## begin Entries provided

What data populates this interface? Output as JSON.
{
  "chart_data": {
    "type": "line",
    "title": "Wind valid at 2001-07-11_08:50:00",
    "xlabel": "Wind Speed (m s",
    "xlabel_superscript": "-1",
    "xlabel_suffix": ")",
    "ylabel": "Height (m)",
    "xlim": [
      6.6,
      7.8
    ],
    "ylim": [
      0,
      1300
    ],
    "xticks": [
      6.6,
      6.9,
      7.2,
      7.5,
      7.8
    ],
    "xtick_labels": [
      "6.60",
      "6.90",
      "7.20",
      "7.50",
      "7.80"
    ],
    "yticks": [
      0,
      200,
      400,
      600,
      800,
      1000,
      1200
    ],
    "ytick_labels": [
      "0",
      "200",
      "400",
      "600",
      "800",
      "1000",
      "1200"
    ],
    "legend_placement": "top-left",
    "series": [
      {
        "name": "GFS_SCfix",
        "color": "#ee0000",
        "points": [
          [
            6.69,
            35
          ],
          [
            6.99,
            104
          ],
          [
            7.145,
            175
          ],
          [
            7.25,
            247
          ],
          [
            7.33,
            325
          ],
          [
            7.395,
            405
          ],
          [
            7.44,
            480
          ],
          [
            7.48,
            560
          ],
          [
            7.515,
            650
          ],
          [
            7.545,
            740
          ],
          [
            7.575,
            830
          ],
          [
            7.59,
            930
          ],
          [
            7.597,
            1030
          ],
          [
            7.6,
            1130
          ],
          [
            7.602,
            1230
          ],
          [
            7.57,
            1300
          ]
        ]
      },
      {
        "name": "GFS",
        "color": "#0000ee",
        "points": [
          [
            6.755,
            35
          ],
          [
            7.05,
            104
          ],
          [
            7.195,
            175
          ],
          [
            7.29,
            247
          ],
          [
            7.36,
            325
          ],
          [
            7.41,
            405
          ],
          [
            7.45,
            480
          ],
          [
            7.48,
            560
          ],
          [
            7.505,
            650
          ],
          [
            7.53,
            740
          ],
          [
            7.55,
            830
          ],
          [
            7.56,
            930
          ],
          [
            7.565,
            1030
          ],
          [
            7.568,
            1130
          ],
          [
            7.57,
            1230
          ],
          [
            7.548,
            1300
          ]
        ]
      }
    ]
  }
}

## end Entries provided

Work to complete
Copy out each record, keeping every word as it is.

Task response
What data populates this interface? Output as JSON.
{
  "chart_data": {
    "type": "line",
    "title": "Wind valid at 2001-07-11_08:50:00",
    "xlabel": "Wind Speed (m s",
    "xlabel_superscript": "-1",
    "xlabel_suffix": ")",
    "ylabel": "Height (m)",
    "xlim": [
      6.6,
      7.8
    ],
    "ylim": [
      0,
      1300
    ],
    "xticks": [
      6.6,
      6.9,
      7.2,
      7.5,
      7.8
    ],
    "xtick_labels": [
      "6.60",
      "6.90",
      "7.20",
      "7.50",
      "7.80"
    ],
    "yticks": [
      0,
      200,
      400,
      600,
      800,
      1000,
      1200
    ],
    "ytick_labels": [
      "0",
      "200",
      "400",
      "600",
      "800",
      "1000",
      "1200"
    ],
    "legend_placement": "top-left",
    "series": [
      {
        "name": "GFS_SCfix",
        "color": "#ee0000",
        "points": [
          [
            6.69,
            35
          ],
          [
            6.99,
            104
          ],
          [
            7.145,
            175
          ],
          [
            7.25,
            247
          ],
          [
            7.33,
            325
          ],
          [
            7.395,
            405
          ],
          [
            7.44,
            480
          ],
          [
            7.48,
            560
          ],
          [
            7.515,
            650
          ],
          [
            7.545,
            740
          ],
          [
            7.575,
            830
          ],
          [
            7.59,
            930
          ],
          [
            7.597,
            1030
          ],
          [
            7.6,
            1130
          ],
          [
            7.602,
            1230
          ],
          [
            7.57,
            1300
          ]
        ]
      },
      {
        "name": "GFS",
        "color": "#0000ee",
        "points": [
          [
            6.755,
            35
          ],
          [
            7.05,
            104
          ],
          [
            7.195,
            175
          ],
          [
            7.29,
            247
          ],
          [
            7.36,
            325
          ],
          [
            7.41,
            405
          ],
          [
            7.45,
            480
          ],
          [
            7.48,
            560
          ],
          [
            7.505,
            650
          ],
          [
            7.53,
            740
          ],
          [
            7.55,
            830
          ],
          [
            7.56,
            930
          ],
          [
            7.565,
            1030
          ],
          [
            7.568,
            1130
          ],
          [
            7.57,
            1230
          ],
          [
            7.548,
            1300
          ]
        ]
      }
    ]
  }
}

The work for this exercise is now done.